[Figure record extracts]
========
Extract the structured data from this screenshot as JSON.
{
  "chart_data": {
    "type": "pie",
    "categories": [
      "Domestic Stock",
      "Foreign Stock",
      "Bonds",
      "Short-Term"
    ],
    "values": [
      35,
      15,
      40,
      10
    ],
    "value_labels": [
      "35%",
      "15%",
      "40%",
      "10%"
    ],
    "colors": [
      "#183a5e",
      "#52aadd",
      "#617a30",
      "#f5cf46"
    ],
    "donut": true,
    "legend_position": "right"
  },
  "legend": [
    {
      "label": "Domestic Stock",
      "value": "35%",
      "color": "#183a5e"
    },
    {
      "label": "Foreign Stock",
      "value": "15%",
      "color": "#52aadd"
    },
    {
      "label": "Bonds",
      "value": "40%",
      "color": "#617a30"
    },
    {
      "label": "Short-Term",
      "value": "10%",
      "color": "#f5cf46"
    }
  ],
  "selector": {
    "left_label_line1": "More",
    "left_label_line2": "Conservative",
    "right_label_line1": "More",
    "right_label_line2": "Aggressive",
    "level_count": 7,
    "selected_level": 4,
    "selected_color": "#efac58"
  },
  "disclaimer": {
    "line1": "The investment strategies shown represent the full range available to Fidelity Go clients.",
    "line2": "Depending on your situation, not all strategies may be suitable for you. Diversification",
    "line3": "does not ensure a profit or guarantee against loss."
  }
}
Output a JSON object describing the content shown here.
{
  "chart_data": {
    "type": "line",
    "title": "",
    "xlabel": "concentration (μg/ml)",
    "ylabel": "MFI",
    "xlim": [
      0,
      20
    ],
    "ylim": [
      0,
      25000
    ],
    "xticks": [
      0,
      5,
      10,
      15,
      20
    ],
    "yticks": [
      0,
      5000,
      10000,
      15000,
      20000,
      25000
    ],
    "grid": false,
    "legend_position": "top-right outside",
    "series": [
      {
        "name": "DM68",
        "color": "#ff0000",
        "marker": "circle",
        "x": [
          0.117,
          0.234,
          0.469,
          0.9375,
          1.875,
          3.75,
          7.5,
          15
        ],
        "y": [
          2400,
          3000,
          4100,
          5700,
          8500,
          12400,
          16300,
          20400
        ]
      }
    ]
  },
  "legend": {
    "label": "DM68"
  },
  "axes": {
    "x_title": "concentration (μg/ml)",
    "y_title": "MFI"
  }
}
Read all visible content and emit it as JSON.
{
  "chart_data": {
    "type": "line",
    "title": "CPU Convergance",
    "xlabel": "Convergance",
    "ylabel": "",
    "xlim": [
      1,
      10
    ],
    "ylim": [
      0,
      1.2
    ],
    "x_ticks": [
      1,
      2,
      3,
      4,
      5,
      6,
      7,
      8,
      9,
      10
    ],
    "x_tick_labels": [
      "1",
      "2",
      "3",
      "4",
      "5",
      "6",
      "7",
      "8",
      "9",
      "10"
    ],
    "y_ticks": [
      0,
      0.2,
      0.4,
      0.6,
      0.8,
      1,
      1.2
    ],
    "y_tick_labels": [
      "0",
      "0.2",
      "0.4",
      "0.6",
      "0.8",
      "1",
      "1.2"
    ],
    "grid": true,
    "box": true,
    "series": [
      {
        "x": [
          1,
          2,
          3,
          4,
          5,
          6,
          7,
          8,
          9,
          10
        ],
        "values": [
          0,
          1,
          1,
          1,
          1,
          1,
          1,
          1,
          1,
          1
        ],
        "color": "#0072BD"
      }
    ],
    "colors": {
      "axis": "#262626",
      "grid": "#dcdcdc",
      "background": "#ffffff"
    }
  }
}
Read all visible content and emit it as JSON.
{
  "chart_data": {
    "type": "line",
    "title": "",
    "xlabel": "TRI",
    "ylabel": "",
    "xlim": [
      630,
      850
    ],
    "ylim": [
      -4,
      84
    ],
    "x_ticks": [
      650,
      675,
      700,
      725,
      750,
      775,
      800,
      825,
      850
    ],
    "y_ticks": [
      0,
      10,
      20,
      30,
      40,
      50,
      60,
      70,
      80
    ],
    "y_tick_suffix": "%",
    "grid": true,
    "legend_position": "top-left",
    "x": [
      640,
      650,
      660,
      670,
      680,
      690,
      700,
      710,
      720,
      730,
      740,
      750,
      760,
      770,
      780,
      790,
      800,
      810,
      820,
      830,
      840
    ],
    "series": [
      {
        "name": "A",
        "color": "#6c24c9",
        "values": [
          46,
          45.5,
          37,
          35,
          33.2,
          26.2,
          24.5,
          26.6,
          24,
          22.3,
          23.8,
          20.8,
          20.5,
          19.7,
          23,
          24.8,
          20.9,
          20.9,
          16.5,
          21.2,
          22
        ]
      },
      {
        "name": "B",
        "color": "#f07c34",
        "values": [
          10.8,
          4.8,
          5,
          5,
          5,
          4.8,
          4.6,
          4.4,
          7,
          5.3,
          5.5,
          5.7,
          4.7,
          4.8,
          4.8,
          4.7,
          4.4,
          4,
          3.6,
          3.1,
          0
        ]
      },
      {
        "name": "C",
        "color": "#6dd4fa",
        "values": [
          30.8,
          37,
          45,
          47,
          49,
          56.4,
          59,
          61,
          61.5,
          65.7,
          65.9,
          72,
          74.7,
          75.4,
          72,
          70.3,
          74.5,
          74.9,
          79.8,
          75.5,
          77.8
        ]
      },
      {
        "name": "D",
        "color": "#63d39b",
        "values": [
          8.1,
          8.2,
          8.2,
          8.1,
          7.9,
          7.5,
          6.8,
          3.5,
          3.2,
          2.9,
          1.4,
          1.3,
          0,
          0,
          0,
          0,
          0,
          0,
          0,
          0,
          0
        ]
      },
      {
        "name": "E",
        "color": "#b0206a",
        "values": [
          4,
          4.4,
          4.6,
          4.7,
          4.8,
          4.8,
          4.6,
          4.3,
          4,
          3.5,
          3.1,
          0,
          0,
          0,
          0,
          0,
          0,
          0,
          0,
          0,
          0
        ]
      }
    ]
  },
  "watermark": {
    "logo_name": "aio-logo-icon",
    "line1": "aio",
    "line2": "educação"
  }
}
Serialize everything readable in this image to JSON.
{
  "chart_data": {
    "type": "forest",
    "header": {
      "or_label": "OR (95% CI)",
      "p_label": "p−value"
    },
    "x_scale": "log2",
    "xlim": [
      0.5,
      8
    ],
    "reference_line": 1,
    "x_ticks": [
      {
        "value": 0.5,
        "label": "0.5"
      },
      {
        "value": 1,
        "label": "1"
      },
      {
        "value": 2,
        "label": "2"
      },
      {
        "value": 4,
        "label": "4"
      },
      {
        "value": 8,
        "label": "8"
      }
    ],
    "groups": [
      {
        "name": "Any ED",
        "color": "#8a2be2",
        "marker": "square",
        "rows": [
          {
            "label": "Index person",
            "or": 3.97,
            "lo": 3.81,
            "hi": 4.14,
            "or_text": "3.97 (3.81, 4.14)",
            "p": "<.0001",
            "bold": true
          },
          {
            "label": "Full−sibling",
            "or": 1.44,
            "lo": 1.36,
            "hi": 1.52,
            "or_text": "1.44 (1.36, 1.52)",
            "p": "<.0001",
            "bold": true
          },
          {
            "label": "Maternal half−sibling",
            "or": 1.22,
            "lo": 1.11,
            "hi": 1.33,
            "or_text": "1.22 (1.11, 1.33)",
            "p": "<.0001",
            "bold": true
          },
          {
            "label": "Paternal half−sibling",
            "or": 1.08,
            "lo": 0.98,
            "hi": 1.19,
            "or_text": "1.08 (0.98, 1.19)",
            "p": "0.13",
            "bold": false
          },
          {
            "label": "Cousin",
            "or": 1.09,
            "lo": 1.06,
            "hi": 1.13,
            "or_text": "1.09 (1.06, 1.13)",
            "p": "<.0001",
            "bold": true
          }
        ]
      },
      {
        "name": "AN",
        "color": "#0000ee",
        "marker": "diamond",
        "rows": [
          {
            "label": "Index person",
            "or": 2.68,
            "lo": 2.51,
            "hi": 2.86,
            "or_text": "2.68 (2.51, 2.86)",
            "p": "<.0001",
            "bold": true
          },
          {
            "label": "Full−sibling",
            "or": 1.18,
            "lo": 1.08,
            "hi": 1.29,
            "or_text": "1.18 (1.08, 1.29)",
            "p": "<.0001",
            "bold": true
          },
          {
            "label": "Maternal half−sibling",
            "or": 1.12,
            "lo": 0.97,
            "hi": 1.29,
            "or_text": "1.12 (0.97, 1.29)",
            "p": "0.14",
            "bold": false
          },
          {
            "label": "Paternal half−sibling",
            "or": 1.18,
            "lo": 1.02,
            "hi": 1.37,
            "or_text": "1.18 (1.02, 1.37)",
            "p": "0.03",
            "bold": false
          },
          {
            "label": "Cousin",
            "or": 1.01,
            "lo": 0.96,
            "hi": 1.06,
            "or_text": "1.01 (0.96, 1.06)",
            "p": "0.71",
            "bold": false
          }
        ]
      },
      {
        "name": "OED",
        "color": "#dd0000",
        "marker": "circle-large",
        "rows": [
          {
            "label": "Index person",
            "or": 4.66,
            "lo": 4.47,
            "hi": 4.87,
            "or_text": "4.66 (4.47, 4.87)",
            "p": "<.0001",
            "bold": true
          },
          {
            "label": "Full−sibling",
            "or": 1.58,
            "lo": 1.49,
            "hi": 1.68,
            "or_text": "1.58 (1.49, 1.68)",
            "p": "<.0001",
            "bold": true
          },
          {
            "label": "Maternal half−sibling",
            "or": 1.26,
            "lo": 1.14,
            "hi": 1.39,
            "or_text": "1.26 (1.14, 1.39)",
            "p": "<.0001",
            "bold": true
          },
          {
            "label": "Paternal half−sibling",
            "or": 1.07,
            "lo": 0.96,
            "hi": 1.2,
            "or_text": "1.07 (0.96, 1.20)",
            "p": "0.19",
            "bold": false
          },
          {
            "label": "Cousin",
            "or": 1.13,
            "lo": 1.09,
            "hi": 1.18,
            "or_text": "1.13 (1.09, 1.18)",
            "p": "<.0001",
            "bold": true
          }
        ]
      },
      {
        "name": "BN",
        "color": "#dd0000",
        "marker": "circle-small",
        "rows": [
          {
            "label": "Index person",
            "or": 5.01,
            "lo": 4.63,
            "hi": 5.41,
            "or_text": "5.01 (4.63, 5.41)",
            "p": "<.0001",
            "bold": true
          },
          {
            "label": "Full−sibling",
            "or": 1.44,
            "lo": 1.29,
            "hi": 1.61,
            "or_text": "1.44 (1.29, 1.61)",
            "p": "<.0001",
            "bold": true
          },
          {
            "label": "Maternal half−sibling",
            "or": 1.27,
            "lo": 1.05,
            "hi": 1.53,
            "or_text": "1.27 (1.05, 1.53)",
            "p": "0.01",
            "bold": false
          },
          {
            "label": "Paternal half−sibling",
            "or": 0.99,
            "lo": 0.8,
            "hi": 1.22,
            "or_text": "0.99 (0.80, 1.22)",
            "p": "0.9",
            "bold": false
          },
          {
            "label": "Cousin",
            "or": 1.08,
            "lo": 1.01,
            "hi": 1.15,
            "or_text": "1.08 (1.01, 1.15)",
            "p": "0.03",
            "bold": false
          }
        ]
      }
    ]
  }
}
========
__GIVEN INSTRUCTION__
Go through the preceding material and copy each line that has the word "this".

__COMPLETED EXERCISE__
Extract the structured data from this screenshot as JSON.
Serialize everything readable in this image to JSON.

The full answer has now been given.